:: EXERCISE ::
Set down each record exactly as written.

:: DATASET RECORDS ::
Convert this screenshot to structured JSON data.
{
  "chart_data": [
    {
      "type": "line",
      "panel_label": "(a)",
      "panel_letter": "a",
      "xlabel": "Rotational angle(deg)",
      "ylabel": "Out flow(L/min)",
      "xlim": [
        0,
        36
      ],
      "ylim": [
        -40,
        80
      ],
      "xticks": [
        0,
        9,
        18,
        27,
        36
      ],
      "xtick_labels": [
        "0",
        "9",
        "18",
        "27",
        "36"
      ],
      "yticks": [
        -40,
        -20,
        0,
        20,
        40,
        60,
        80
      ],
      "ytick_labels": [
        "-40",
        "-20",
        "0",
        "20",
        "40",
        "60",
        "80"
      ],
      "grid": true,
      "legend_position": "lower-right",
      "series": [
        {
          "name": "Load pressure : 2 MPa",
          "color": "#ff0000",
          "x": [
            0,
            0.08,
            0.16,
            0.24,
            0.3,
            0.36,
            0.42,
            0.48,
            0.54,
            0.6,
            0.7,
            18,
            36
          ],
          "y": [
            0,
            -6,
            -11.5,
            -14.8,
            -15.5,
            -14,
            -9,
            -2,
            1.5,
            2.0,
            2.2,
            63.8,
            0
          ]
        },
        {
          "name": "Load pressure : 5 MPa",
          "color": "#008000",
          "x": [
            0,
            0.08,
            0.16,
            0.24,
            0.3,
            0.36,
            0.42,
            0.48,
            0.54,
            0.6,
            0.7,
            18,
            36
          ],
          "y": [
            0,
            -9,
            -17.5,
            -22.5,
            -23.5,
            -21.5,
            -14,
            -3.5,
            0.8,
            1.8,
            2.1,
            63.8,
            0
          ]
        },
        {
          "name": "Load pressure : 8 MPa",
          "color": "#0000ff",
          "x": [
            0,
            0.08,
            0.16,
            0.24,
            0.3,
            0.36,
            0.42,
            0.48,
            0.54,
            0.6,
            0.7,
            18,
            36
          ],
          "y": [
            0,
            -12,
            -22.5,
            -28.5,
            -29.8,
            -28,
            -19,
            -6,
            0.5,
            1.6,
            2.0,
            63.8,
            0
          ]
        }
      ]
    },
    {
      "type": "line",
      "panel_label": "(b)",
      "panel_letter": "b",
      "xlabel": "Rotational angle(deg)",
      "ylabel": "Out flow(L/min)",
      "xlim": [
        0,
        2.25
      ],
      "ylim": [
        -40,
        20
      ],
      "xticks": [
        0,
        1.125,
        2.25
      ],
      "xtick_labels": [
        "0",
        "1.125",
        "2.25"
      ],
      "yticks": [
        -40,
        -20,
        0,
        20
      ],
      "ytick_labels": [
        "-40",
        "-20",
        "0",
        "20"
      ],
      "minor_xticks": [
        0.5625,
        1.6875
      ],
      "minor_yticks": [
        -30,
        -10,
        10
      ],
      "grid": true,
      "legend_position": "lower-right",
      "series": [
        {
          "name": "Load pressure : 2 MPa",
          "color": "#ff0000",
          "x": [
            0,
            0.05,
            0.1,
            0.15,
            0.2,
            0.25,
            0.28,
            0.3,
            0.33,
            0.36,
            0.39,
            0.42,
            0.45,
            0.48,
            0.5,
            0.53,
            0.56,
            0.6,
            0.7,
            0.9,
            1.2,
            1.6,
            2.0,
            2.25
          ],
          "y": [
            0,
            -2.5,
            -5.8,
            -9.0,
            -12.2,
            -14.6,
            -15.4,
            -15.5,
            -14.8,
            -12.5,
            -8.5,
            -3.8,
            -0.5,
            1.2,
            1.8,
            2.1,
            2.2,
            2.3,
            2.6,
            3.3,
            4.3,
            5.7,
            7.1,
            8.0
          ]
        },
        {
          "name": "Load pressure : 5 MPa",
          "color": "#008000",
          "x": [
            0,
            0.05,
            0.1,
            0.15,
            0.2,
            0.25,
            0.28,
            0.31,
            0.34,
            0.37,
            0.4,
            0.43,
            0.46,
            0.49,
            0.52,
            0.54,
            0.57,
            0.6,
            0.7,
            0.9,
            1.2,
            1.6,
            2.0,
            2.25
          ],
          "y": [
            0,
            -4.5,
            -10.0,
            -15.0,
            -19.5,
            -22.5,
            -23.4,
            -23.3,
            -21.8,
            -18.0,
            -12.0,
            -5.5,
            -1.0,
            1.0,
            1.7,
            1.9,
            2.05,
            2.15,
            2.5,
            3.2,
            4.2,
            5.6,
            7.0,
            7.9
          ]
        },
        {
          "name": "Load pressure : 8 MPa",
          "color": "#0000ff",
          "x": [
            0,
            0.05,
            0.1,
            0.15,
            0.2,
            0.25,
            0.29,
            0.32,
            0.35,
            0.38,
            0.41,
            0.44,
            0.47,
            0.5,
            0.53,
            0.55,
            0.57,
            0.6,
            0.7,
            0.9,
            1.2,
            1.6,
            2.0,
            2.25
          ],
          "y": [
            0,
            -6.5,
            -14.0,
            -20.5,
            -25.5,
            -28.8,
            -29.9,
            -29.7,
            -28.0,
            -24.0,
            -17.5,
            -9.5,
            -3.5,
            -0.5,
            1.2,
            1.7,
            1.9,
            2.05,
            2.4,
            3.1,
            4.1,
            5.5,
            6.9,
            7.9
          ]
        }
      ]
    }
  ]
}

:: RIGHT ANSWER ::
Convert this screenshot to structured JSON data.
{
  "chart_data": [
    {
      "type": "line",
      "panel_label": "(a)",
      "panel_letter": "a",
      "xlabel": "Rotational angle(deg)",
      "ylabel": "Out flow(L/min)",
      "xlim": [
        0,
        36
      ],
      "ylim": [
        -40,
        80
      ],
      "xticks": [
        0,
        9,
        18,
        27,
        36
      ],
      "xtick_labels": [
        "0",
        "9",
        "18",
        "27",
        "36"
      ],
      "yticks": [
        -40,
        -20,
        0,
        20,
        40,
        60,
        80
      ],
      "ytick_labels": [
        "-40",
        "-20",
        "0",
        "20",
        "40",
        "60",
        "80"
      ],
      "grid": true,
      "legend_position": "lower-right",
      "series": [
        {
          "name": "Load pressure : 2 MPa",
          "color": "#ff0000",
          "x": [
            0,
            0.08,
            0.16,
            0.24,
            0.3,
            0.36,
            0.42,
            0.48,
            0.54,
            0.6,
            0.7,
            18,
            36
          ],
          "y": [
            0,
            -6,
            -11.5,
            -14.8,
            -15.5,
            -14,
            -9,
            -2,
            1.5,
            2.0,
            2.2,
            63.8,
            0
          ]
        },
        {
          "name": "Load pressure : 5 MPa",
          "color": "#008000",
          "x": [
            0,
            0.08,
            0.16,
            0.24,
            0.3,
            0.36,
            0.42,
            0.48,
            0.54,
            0.6,
            0.7,
            18,
            36
          ],
          "y": [
            0,
            -9,
            -17.5,
            -22.5,
            -23.5,
            -21.5,
            -14,
            -3.5,
            0.8,
            1.8,
            2.1,
            63.8,
            0
          ]
        },
        {
          "name": "Load pressure : 8 MPa",
          "color": "#0000ff",
          "x": [
            0,
            0.08,
            0.16,
            0.24,
            0.3,
            0.36,
            0.42,
            0.48,
            0.54,
            0.6,
            0.7,
            18,
            36
          ],
          "y": [
            0,
            -12,
            -22.5,
            -28.5,
            -29.8,
            -28,
            -19,
            -6,
            0.5,
            1.6,
            2.0,
            63.8,
            0
          ]
        }
      ]
    },
    {
      "type": "line",
      "panel_label": "(b)",
      "panel_letter": "b",
      "xlabel": "Rotational angle(deg)",
      "ylabel": "Out flow(L/min)",
      "xlim": [
        0,
        2.25
      ],
      "ylim": [
        -40,
        20
      ],
      "xticks": [
        0,
        1.125,
        2.25
      ],
      "xtick_labels": [
        "0",
        "1.125",
        "2.25"
      ],
      "yticks": [
        -40,
        -20,
        0,
        20
      ],
      "ytick_labels": [
        "-40",
        "-20",
        "0",
        "20"
      ],
      "minor_xticks": [
        0.5625,
        1.6875
      ],
      "minor_yticks": [
        -30,
        -10,
        10
      ],
      "grid": true,
      "legend_position": "lower-right",
      "series": [
        {
          "name": "Load pressure : 2 MPa",
          "color": "#ff0000",
          "x": [
            0,
            0.05,
            0.1,
            0.15,
            0.2,
            0.25,
            0.28,
            0.3,
            0.33,
            0.36,
            0.39,
            0.42,
            0.45,
            0.48,
            0.5,
            0.53,
            0.56,
            0.6,
            0.7,
            0.9,
            1.2,
            1.6,
            2.0,
            2.25
          ],
          "y": [
            0,
            -2.5,
            -5.8,
            -9.0,
            -12.2,
            -14.6,
            -15.4,
            -15.5,
            -14.8,
            -12.5,
            -8.5,
            -3.8,
            -0.5,
            1.2,
            1.8,
            2.1,
            2.2,
            2.3,
            2.6,
            3.3,
            4.3,
            5.7,
            7.1,
            8.0
          ]
        },
        {
          "name": "Load pressure : 5 MPa",
          "color": "#008000",
          "x": [
            0,
            0.05,
            0.1,
            0.15,
            0.2,
            0.25,
            0.28,
            0.31,
            0.34,
            0.37,
            0.4,
            0.43,
            0.46,
            0.49,
            0.52,
            0.54,
            0.57,
            0.6,
            0.7,
            0.9,
            1.2,
            1.6,
            2.0,
            2.25
          ],
          "y": [
            0,
            -4.5,
            -10.0,
            -15.0,
            -19.5,
            -22.5,
            -23.4,
            -23.3,
            -21.8,
            -18.0,
            -12.0,
            -5.5,
            -1.0,
            1.0,
            1.7,
            1.9,
            2.05,
            2.15,
            2.5,
            3.2,
            4.2,
            5.6,
            7.0,
            7.9
          ]
        },
        {
          "name": "Load pressure : 8 MPa",
          "color": "#0000ff",
          "x": [
            0,
            0.05,
            0.1,
            0.15,
            0.2,
            0.25,
            0.29,
            0.32,
            0.35,
            0.38,
            0.41,
            0.44,
            0.47,
            0.5,
            0.53,
            0.55,
            0.57,
            0.6,
            0.7,
            0.9,
            1.2,
            1.6,
            2.0,
            2.25
          ],
          "y": [
            0,
            -6.5,
            -14.0,
            -20.5,
            -25.5,
            -28.8,
            -29.9,
            -29.7,
            -28.0,
            -24.0,
            -17.5,
            -9.5,
            -3.5,
            -0.5,
            1.2,
            1.7,
            1.9,
            2.05,
            2.4,
            3.1,
            4.1,
            5.5,
            6.9,
            7.9
          ]
        }
      ]
    }
  ]
}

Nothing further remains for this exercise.